◆ WHAT TO DO
Quote the items from the first line down to and including the line that contains "contour <box>762 56 888 267</box>", with every character unchanged.
[Start RECORDED DATA]
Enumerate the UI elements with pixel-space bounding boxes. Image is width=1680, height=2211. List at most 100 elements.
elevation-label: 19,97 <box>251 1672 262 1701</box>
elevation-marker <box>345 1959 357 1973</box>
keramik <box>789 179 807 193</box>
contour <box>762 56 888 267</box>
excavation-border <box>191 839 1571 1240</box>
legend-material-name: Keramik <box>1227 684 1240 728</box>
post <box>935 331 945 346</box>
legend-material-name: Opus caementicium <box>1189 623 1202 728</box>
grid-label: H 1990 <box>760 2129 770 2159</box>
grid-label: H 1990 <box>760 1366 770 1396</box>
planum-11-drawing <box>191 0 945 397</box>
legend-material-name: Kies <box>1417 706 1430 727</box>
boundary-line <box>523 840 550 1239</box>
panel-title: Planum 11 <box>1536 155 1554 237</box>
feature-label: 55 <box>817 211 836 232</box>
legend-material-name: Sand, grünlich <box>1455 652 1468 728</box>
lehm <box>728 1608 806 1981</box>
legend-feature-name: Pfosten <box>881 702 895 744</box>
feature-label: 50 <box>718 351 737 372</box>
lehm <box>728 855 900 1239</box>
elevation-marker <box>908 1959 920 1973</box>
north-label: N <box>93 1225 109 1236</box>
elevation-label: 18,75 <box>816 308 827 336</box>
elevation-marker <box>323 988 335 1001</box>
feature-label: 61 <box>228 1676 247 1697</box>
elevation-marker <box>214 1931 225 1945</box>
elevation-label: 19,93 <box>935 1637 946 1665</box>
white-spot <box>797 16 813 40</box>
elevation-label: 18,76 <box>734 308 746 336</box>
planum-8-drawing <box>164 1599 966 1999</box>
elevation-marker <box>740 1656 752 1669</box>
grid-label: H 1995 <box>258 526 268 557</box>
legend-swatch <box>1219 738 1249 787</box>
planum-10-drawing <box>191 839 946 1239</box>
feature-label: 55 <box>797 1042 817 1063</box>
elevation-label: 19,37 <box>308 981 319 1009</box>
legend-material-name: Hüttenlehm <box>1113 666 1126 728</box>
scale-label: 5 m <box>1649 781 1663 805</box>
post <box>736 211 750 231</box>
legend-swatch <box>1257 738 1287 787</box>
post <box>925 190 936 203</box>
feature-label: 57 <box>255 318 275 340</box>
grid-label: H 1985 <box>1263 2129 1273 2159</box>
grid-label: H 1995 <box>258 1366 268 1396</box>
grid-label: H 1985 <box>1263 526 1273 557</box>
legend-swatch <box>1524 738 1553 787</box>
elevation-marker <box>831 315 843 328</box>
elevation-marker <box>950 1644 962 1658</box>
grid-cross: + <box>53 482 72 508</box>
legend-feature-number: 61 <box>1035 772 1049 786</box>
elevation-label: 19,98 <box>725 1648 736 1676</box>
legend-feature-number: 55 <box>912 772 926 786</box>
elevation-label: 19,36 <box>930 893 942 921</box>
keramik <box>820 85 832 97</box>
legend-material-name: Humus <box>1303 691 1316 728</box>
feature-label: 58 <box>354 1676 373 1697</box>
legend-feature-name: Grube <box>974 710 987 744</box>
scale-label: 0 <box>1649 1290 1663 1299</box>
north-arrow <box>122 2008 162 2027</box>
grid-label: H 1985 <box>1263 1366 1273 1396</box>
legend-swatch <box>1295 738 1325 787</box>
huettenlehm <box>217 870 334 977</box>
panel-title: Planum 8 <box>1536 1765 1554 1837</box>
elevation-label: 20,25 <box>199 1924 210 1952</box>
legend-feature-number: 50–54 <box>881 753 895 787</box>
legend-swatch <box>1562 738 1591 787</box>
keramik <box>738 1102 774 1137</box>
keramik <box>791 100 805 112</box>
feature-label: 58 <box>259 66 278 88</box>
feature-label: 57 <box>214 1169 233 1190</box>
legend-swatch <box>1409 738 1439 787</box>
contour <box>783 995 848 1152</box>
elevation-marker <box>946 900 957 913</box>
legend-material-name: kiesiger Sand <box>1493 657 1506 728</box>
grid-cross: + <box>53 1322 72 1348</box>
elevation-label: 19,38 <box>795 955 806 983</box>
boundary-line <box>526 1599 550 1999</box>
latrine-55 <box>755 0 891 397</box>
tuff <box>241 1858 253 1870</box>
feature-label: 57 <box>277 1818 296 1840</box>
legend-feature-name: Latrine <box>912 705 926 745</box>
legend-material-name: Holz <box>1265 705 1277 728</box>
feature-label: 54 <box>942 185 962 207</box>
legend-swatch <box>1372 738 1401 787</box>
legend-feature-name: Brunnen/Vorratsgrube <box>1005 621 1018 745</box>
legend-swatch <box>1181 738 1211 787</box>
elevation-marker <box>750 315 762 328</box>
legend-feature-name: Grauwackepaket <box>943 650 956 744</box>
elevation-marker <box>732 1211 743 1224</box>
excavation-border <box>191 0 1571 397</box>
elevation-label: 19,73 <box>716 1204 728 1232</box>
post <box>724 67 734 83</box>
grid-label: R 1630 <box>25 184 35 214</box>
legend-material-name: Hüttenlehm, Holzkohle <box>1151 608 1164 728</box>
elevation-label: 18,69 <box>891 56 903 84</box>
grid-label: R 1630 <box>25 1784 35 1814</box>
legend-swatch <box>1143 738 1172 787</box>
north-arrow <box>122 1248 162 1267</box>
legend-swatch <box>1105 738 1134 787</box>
[End RECORDED DATA]
◆ OUTPUT BELOW
Enumerate the UI elements with pixel-space bounding boxes. Image is width=1680, height=2211. List at most 100 elements.
elevation-label: 19,97 <box>251 1672 262 1701</box>
elevation-marker <box>345 1959 357 1973</box>
keramik <box>789 179 807 193</box>
contour <box>762 56 888 267</box>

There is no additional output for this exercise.